§ **Document passage**
The timezone strings like America/Halifax
and Asia/Kolkata
refer to entries in the so-called zoneinfo data base. Read this. https://www.iana.org/time-zones It's presently maintained by the Internet Assigned Numbers Authority. It changes a lot, because its maintainer scrambles to keep up with changes to daylight saving rules and other temporo-political stuff.
On UNIX-like systems the entries are stored in a filesystem directory hierarchy, and not by some code number. That is a successful implementation of my suggestion. You can take a look to see how it works.
You asked:
Do I store the whole America/Los_Angeles
string
Yes.
is there some sort of integer ID for it?
No, not if you want your application and data base to be future-proof. There is a time_zone_id in the part of MySQL that holds the zoneinfo data, but nobody has made any promises about keeping those numbers unchanged.
The longest string in the current (2021e, still current as of March 2022) data base is posix/America/Argentina/ComodRivadavia
. It's 38 characters long. The mysql.time_zone_name
table has a Name
column defined with 64 characters. It makes sense to use VARCHAR(64)
for storing this information; that matches the way the names are stored in the system. By the way, the names are all in 7-bit ASCII, so you can use the ascii_general_ci
collation to define the column where you stash them. This should be a good definition for a user preference time zone column.
time_zone VARCHAR(64)
NOT NULL
DEFAULT 'UTC'
COLLATE ascii_general_ci
WordPress offers the user a picklist (drop down list) of available time zone names, and stores the user's choice as text. It's a great example to imitate.

§ **Exercise**
Repeat word for word the part of the passage on storing time zone names that starts at "The longest string" and ends at "to use VARCHAR(64)".

§ **Supplied records**
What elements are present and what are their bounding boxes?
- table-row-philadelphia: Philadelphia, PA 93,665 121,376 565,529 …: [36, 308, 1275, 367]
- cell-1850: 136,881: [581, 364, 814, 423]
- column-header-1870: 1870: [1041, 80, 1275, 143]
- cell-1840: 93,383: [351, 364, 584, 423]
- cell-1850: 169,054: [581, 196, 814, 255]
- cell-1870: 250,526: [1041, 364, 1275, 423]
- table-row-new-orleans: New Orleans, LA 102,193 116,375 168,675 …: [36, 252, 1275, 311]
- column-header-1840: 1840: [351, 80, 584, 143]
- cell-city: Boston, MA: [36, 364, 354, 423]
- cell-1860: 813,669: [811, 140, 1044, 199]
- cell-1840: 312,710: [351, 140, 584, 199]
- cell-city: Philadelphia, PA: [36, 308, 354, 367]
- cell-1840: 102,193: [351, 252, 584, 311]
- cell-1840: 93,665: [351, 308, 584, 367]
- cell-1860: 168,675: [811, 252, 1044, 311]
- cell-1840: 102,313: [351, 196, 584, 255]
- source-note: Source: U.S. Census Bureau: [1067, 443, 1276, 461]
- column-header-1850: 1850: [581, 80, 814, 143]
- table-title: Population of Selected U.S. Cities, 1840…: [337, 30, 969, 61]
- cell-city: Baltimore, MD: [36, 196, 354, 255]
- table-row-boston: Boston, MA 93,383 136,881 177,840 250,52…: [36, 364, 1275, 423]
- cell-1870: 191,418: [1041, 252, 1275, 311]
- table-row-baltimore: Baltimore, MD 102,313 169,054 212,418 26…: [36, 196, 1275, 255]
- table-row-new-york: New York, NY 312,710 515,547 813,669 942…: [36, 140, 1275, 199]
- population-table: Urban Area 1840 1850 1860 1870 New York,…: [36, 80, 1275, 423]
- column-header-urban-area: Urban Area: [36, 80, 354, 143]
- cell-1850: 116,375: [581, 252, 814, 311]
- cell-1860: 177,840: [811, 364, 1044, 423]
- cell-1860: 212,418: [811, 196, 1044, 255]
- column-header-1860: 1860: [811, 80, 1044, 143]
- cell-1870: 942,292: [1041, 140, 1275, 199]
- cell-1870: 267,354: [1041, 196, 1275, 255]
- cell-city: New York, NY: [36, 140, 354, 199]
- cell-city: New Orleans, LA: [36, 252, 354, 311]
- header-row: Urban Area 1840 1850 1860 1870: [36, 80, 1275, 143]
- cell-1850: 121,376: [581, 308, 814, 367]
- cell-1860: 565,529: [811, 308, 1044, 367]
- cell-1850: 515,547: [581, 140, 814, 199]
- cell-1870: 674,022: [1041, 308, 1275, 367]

§ **The completed task**
The longest string in the current (2021e, still current as of March 2022) data base is posix/America/Argentina/ComodRivadavia
. It's 38 characters long. The mysql.time_zone_name
table has a Name
column defined with 64 characters. It makes sense to use VARCHAR(64)